DATA TO PROCESS ::
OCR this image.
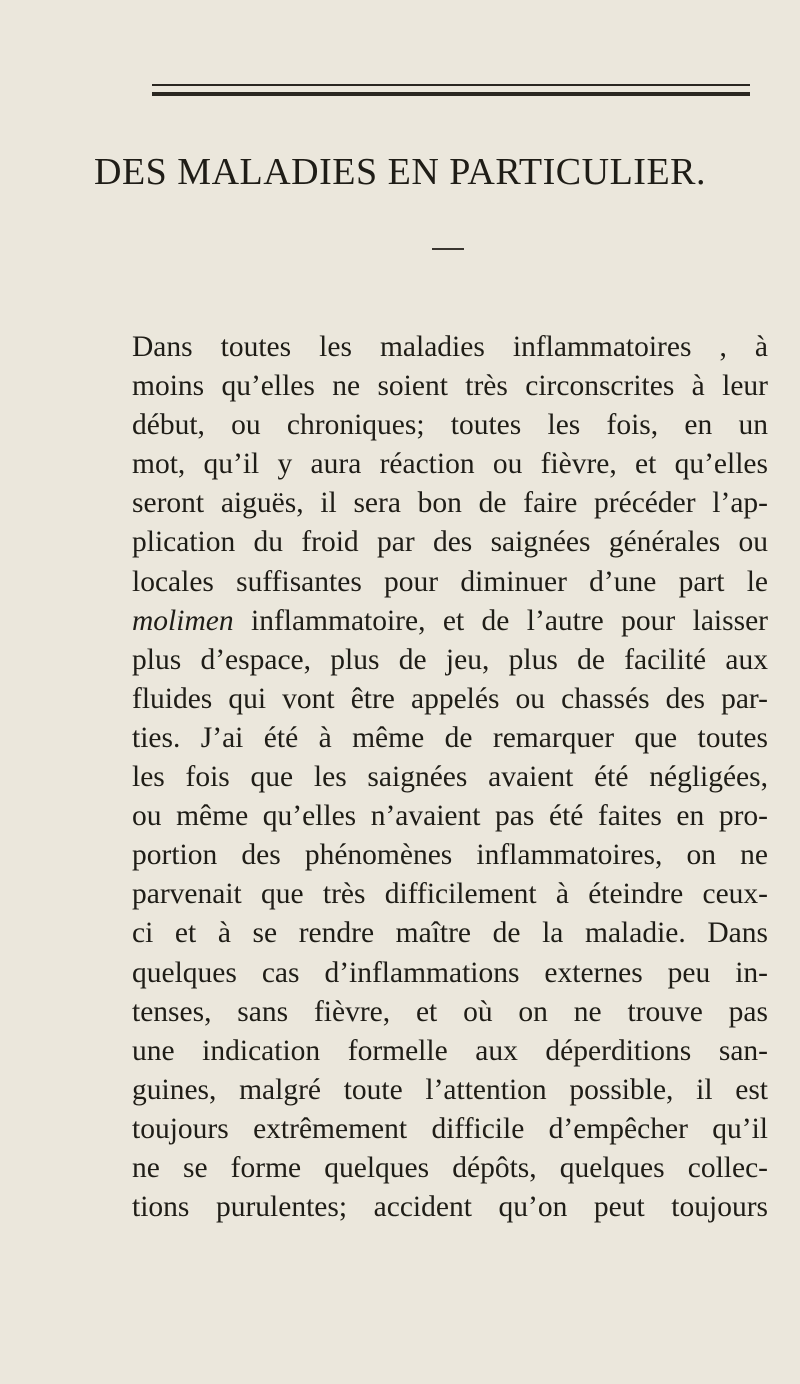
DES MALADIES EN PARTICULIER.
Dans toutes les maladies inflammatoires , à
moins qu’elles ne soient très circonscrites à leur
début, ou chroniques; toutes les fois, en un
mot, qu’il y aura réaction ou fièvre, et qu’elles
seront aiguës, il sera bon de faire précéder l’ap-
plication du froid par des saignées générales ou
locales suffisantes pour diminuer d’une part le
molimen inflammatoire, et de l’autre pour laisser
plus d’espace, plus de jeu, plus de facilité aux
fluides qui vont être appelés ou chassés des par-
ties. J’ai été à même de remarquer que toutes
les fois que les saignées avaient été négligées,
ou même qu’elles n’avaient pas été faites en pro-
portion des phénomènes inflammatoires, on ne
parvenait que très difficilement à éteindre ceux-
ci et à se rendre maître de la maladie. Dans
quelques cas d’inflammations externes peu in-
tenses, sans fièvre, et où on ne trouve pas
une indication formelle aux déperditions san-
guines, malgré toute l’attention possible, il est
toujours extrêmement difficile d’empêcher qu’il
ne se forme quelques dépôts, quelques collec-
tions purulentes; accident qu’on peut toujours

PROMPT :: Which lines hold the word "inflammatoires"? Copy each of them from the records.

CORRECT ANSWER ::
Dans toutes les maladies inflammatoires , à
portion des phénomènes inflammatoires, on ne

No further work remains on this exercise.